* START DATASET RECORDS *
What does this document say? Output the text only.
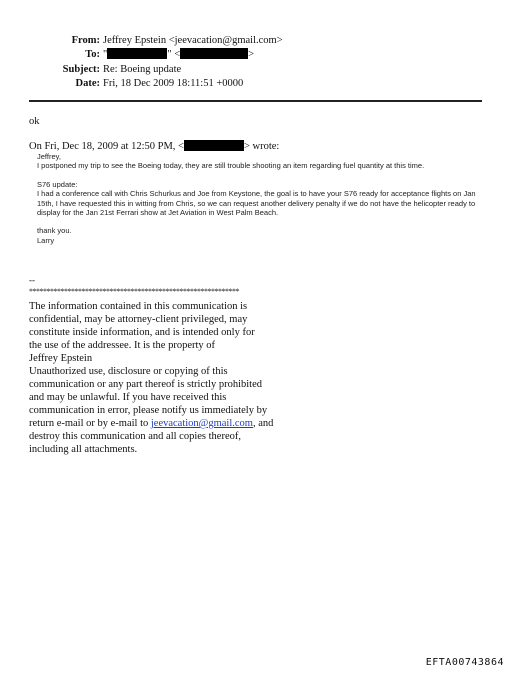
From: Jeffrey Epstein <jeevacation@gmail.com>
To: "	" <	>
Subject: Re: Boeing update
Date: Fri, 18 Dec 2009 18:11:51 +0000
ok
On Fri, Dec 18, 2009 at 12:50 PM, <	> wrote:

Jeffrey,
I postponed my trip to see the Boeing today, they are still trouble shooting an item regarding fuel quantity at this time.

S76 update:
I had a conference call with Chris Schurkus and Joe from Keystone, the goal is to have your S76 ready for acceptance flights on Jan 15th, I have requested this in witting from Chris, so we can request another delivery penalty if we do not have the helicopter ready to display for the Jan 21st Ferrari show at Jet Aviation in West Palm Beach.

thank you.
Larry

--
************************************************************
The information contained in this communication is
confidential, may be attorney-client privileged, may
constitute inside information, and is intended only for
the use of the addressee. It is the property of
Jeffrey Epstein
Unauthorized use, disclosure or copying of this
communication or any part thereof is strictly prohibited
and may be unlawful. If you have received this
communication in error, please notify us immediately by
return e-mail or by e-mail to jeevacation@gmail.com, and
destroy this communication and all copies thereof,
including all attachments.
EFTA00743864
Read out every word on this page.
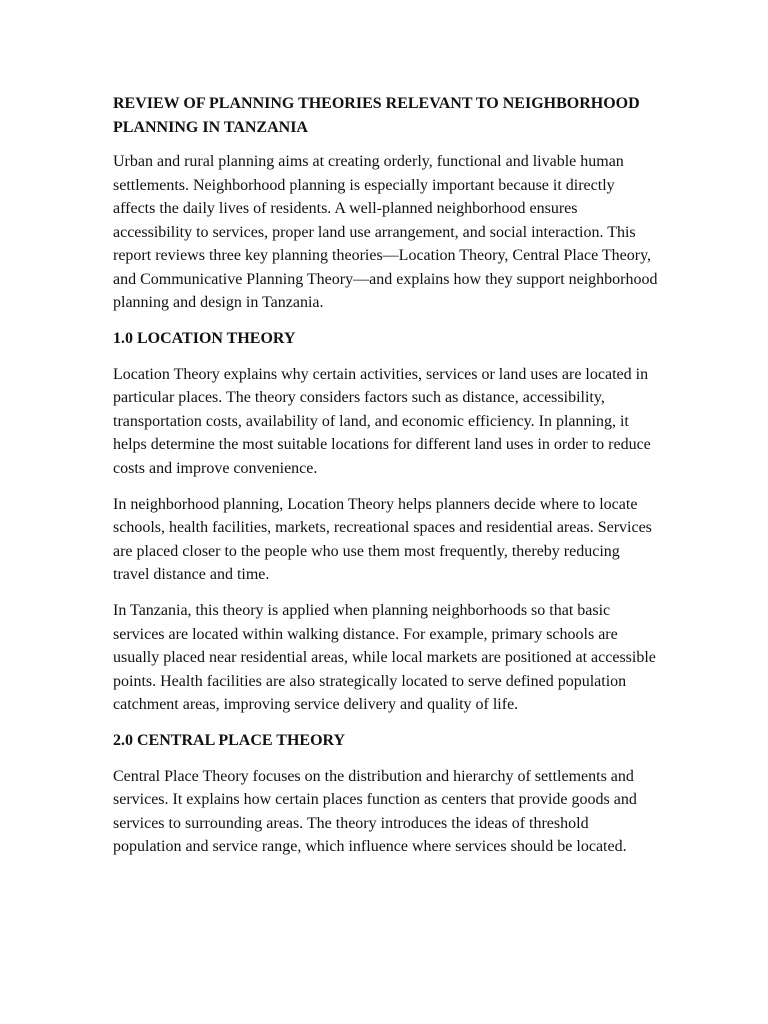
REVIEW OF PLANNING THEORIES RELEVANT TO NEIGHBORHOOD PLANNING IN TANZANIA

Urban and rural planning aims at creating orderly, functional and livable human settlements. Neighborhood planning is especially important because it directly affects the daily lives of residents. A well-planned neighborhood ensures accessibility to services, proper land use arrangement, and social interaction. This report reviews three key planning theories—Location Theory, Central Place Theory, and Communicative Planning Theory—and explains how they support neighborhood planning and design in Tanzania.

1.0 LOCATION THEORY

Location Theory explains why certain activities, services or land uses are located in particular places. The theory considers factors such as distance, accessibility, transportation costs, availability of land, and economic efficiency. In planning, it helps determine the most suitable locations for different land uses in order to reduce costs and improve convenience.

In neighborhood planning, Location Theory helps planners decide where to locate schools, health facilities, markets, recreational spaces and residential areas. Services are placed closer to the people who use them most frequently, thereby reducing travel distance and time.

In Tanzania, this theory is applied when planning neighborhoods so that basic services are located within walking distance. For example, primary schools are usually placed near residential areas, while local markets are positioned at accessible points. Health facilities are also strategically located to serve defined population catchment areas, improving service delivery and quality of life.

2.0 CENTRAL PLACE THEORY

Central Place Theory focuses on the distribution and hierarchy of settlements and services. It explains how certain places function as centers that provide goods and services to surrounding areas. The theory introduces the ideas of threshold population and service range, which influence where services should be located.
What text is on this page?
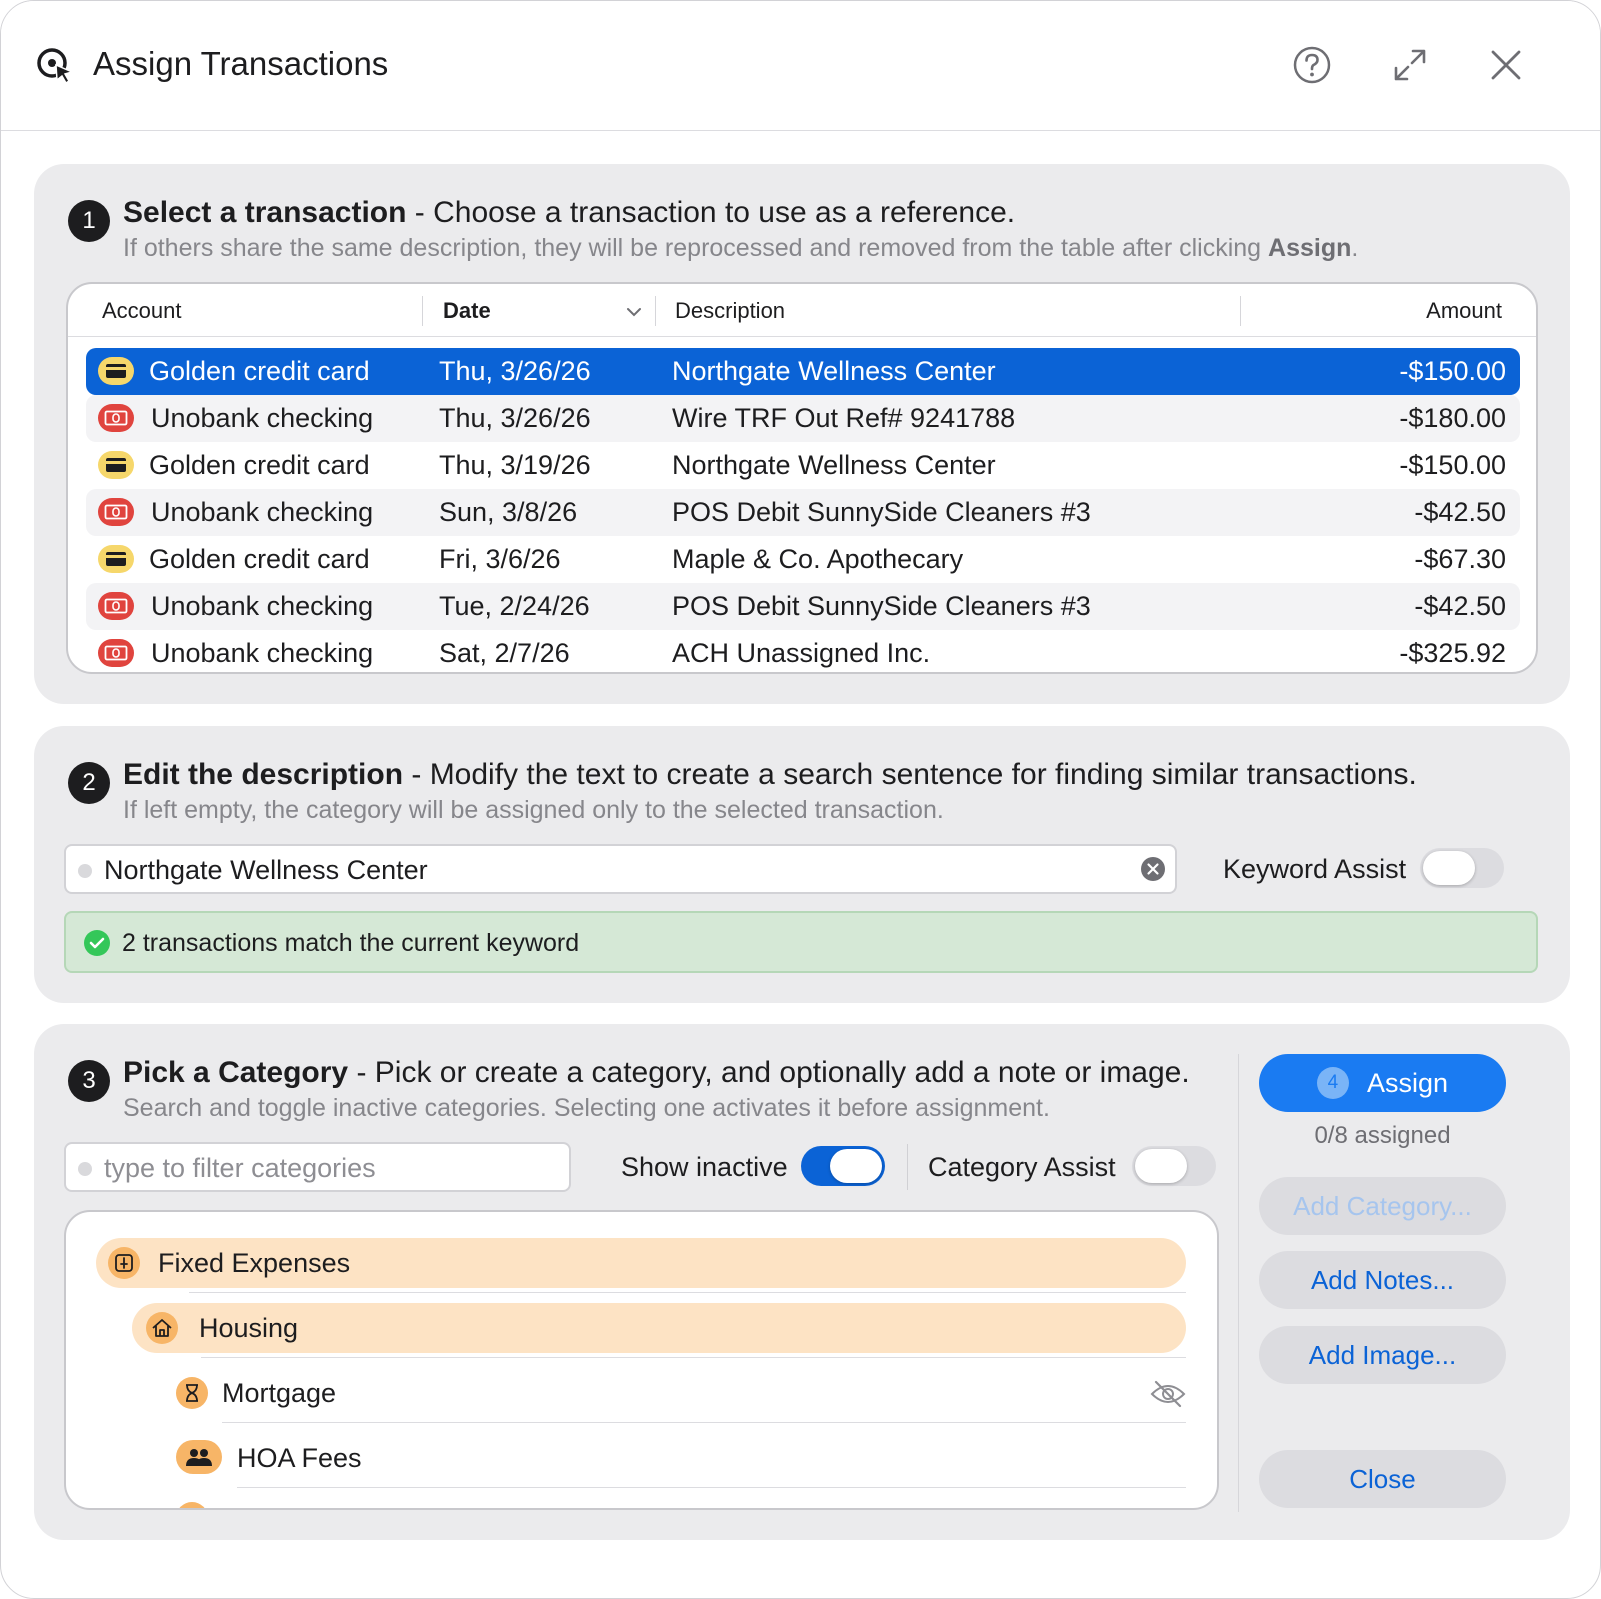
Assign Transactions
1 Select a transaction - Choose a transaction to use as a reference.
If others share the same description, they will be reprocessed and removed from the table after clicking Assign.
Account	Date	Description	Amount
Golden credit card	Thu, 3/26/26	Northgate Wellness Center	-$150.00
Unobank checking Thu, 3/26/26	Wire TRF Out Ref# 9241788	-$180.00
Golden credit card	Thu, 3/19/26	Northgate Wellness Center	-$150.00
Unobank checking Sun, 3/8/26	POS Debit SunnySide Cleaners #3	-$42.50
Golden credit card	Fri, 3/6/26	Maple & Co. Apothecary	-$67.30
Unobank checking Tue, 2/24/26	POS Debit SunnySide Cleaners #3	-$42.50
Unobank checking Sat, 2/7/26	ACH Unassigned Inc.	-$325.92
2 Edit the description - Modify the text to create a search sentence for finding similar transactions.
If left empty, the category will be assigned only to the selected transaction.
Northgate Wellness Center	Keyword Assist
2 transactions match the current keyword
3 Pick a Category - Pick or create a category, and optionally add a note or image.
Search and toggle inactive categories. Selecting one activates it before assignment.
type to filter categories	Show inactive	Category Assist
Fixed Expenses
Housing
Mortgage
HOA Fees
4	Assign
0/8 assigned
Add Category...
Add Notes...
Add Image...
Close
* END DATASET RECORDS *
PROBLEM DETAILS
All lines above with "categories" in them should be returned.

RESULT
Search and toggle inactive categories. Selecting one activates it before assignment.
type to filter categories	Show inactive	Category Assist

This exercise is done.